_Records about charts and figures_.

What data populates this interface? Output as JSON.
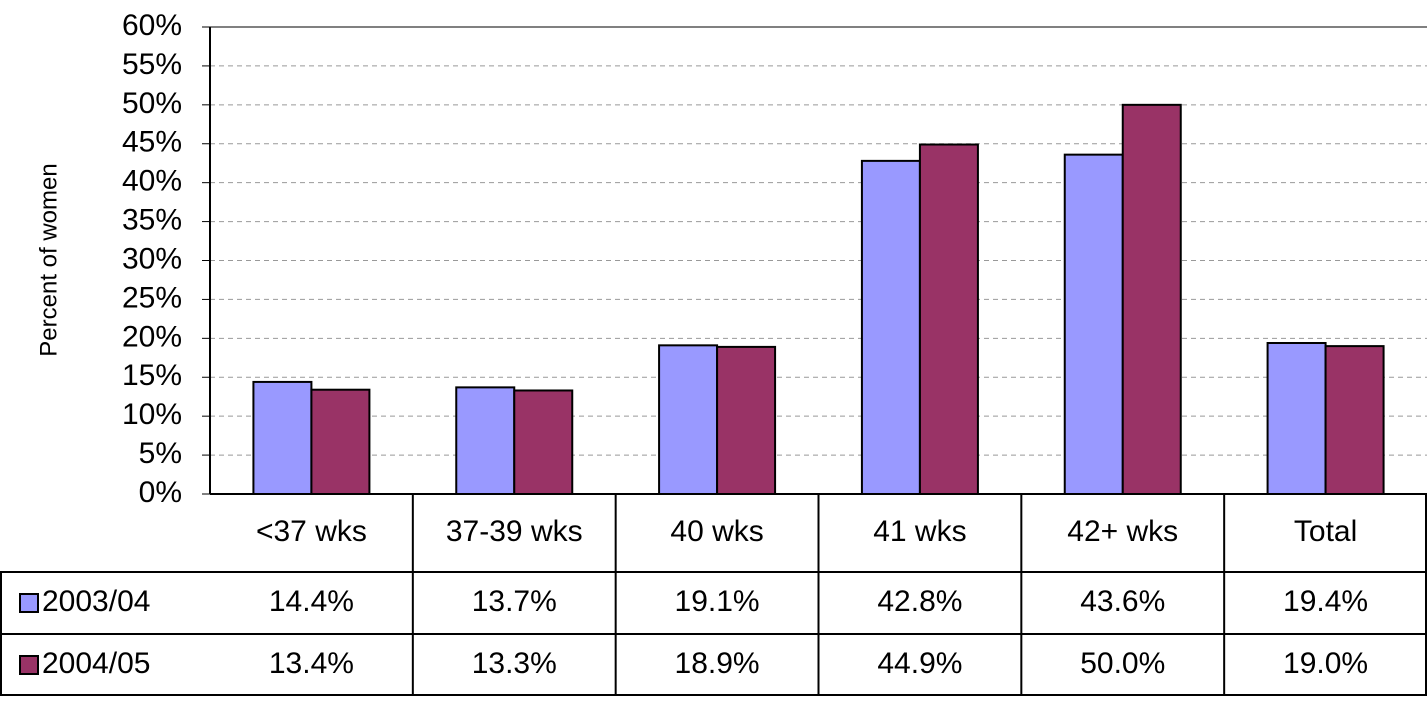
{
  "chart_data": {
    "type": "bar",
    "y_label": "Percent of women",
    "categories": [
      "<37 wks",
      "37-39 wks",
      "40 wks",
      "41 wks",
      "42+ wks",
      "Total"
    ],
    "series": [
      {
        "name": "2003/04",
        "color": "#9999ff",
        "values": [
          14.4,
          13.7,
          19.1,
          42.8,
          43.6,
          19.4
        ],
        "value_labels": [
          "14.4%",
          "13.7%",
          "19.1%",
          "42.8%",
          "43.6%",
          "19.4%"
        ]
      },
      {
        "name": "2004/05",
        "color": "#993366",
        "values": [
          13.4,
          13.3,
          18.9,
          44.9,
          50.0,
          19.0
        ],
        "value_labels": [
          "13.4%",
          "13.3%",
          "18.9%",
          "44.9%",
          "50.0%",
          "19.0%"
        ]
      }
    ],
    "ylim": [
      0,
      60
    ],
    "yticks": [
      {
        "value": 0,
        "label": "0%"
      },
      {
        "value": 5,
        "label": "5%"
      },
      {
        "value": 10,
        "label": "10%"
      },
      {
        "value": 15,
        "label": "15%"
      },
      {
        "value": 20,
        "label": "20%"
      },
      {
        "value": 25,
        "label": "25%"
      },
      {
        "value": 30,
        "label": "30%"
      },
      {
        "value": 35,
        "label": "35%"
      },
      {
        "value": 40,
        "label": "40%"
      },
      {
        "value": 45,
        "label": "45%"
      },
      {
        "value": 50,
        "label": "50%"
      },
      {
        "value": 55,
        "label": "55%"
      },
      {
        "value": 60,
        "label": "60%"
      }
    ],
    "grid": true
  }
}
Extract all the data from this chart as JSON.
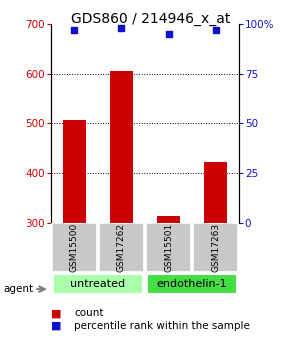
{
  "title": "GDS860 / 214946_x_at",
  "samples": [
    "GSM15500",
    "GSM17262",
    "GSM15501",
    "GSM17263"
  ],
  "group_labels": [
    "untreated",
    "endothelin-1"
  ],
  "bar_values": [
    507,
    605,
    313,
    422
  ],
  "pct_values": [
    97,
    98,
    95,
    97
  ],
  "bar_color": "#cc0000",
  "pct_color": "#1111cc",
  "ylim_left": [
    300,
    700
  ],
  "ylim_right": [
    0,
    100
  ],
  "yticks_left": [
    300,
    400,
    500,
    600,
    700
  ],
  "yticks_right": [
    0,
    25,
    50,
    75,
    100
  ],
  "yright_labels": [
    "0",
    "25",
    "50",
    "75",
    "100%"
  ],
  "sample_box_color": "#c8c8c8",
  "group_box_colors": [
    "#aaffaa",
    "#44dd44"
  ],
  "legend_count_label": "count",
  "legend_pct_label": "percentile rank within the sample",
  "agent_label": "agent",
  "background_color": "#ffffff",
  "title_fontsize": 10,
  "tick_fontsize": 7.5,
  "label_fontsize": 7.5,
  "sample_fontsize": 6.5,
  "group_fontsize": 8
}
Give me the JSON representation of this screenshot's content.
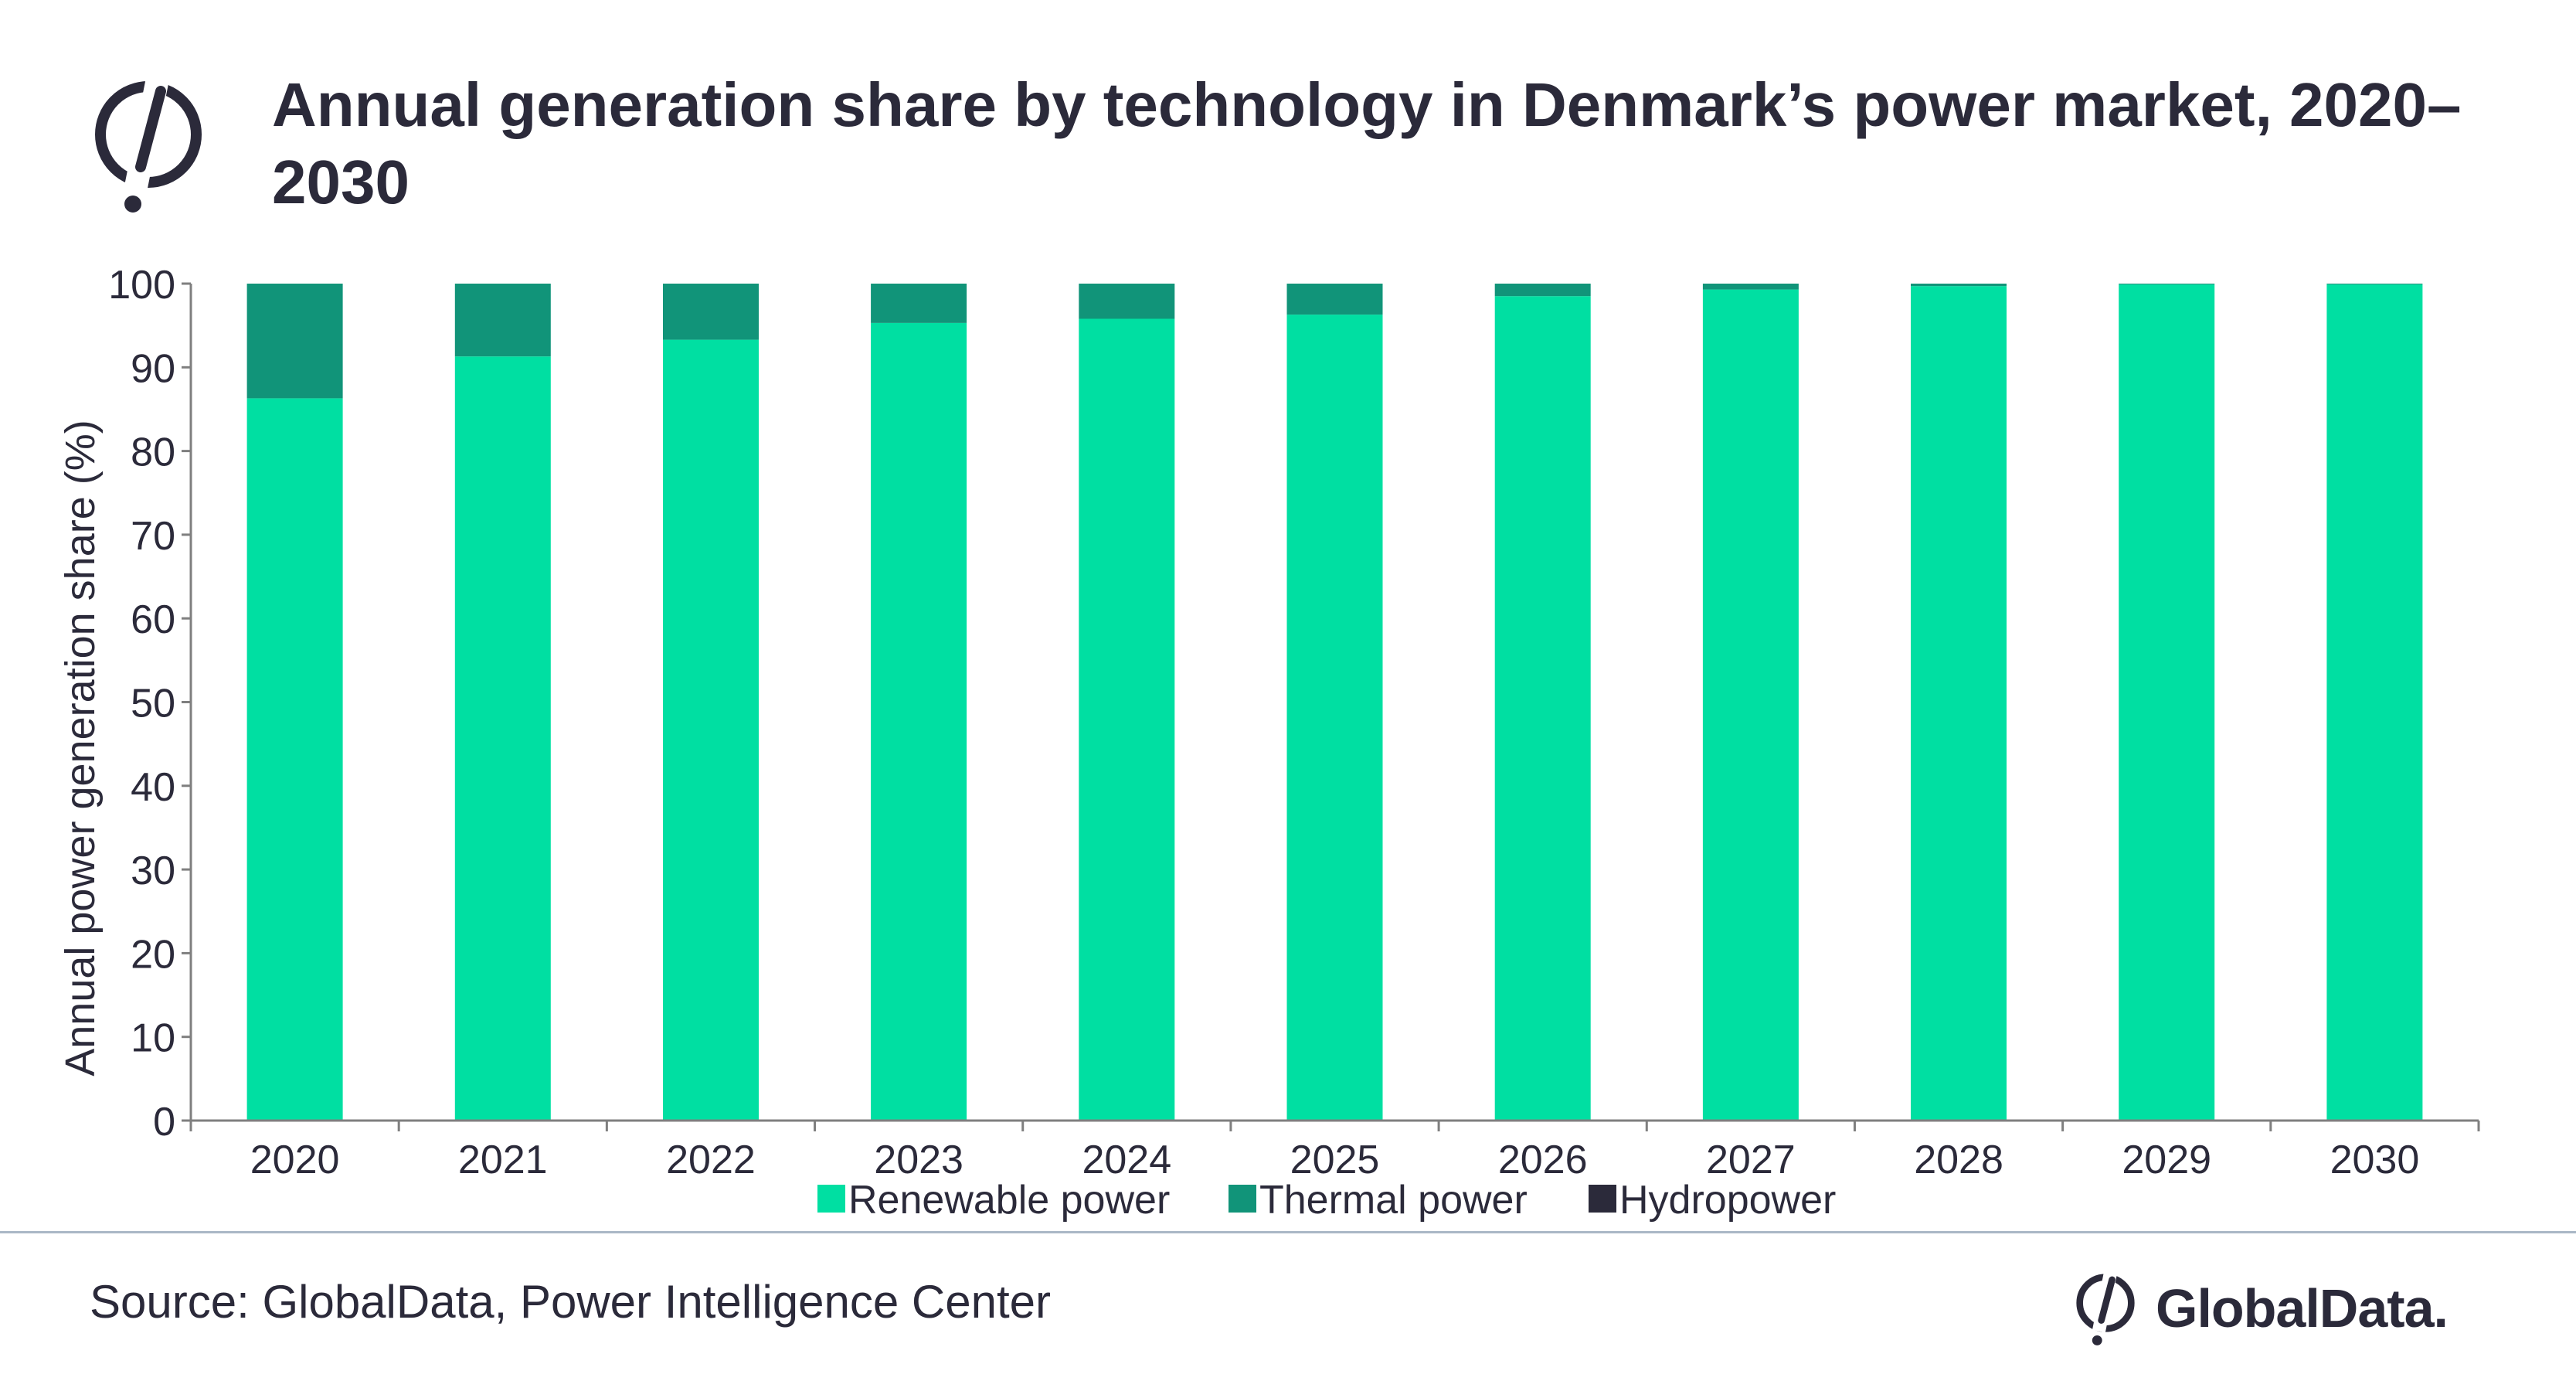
{
  "title": "Annual generation share by technology in Denmark’s power market, 2020–2030",
  "source": "Source: GlobalData, Power Intelligence Center",
  "brand": {
    "name": "GlobalData.",
    "logo_icon": "globaldata-logo-icon"
  },
  "colors": {
    "renewable": "#00dfa2",
    "thermal": "#119479",
    "hydro": "#2b2a3a",
    "text": "#2b2a3a",
    "axis": "#7f7f7f",
    "divider": "#aab8c6"
  },
  "chart_data": {
    "type": "bar",
    "stacked": true,
    "title": "Annual generation share by technology in Denmark’s power market, 2020–2030",
    "xlabel": "",
    "ylabel": "Annual power generation share (%)",
    "ylim": [
      0,
      100
    ],
    "yticks": [
      0,
      10,
      20,
      30,
      40,
      50,
      60,
      70,
      80,
      90,
      100
    ],
    "categories": [
      "2020",
      "2021",
      "2022",
      "2023",
      "2024",
      "2025",
      "2026",
      "2027",
      "2028",
      "2029",
      "2030"
    ],
    "series": [
      {
        "name": "Renewable power",
        "values": [
          86.3,
          91.3,
          93.3,
          95.3,
          95.8,
          96.3,
          98.5,
          99.3,
          99.7,
          99.9,
          99.9
        ]
      },
      {
        "name": "Thermal power",
        "values": [
          13.7,
          8.7,
          6.7,
          4.7,
          4.2,
          3.7,
          1.5,
          0.7,
          0.3,
          0.1,
          0.1
        ]
      },
      {
        "name": "Hydropower",
        "values": [
          0,
          0,
          0,
          0,
          0,
          0,
          0,
          0,
          0,
          0,
          0
        ]
      }
    ],
    "grid": false,
    "legend": "bottom"
  }
}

_Set task_. Return each line in the records that holds the string "Denmark".

_Exercise answer_.
  "title": "Annual generation share by technology in Denmark’s power market, 2020–2030",
    "title": "Annual generation share by technology in Denmark’s power market, 2020–2030",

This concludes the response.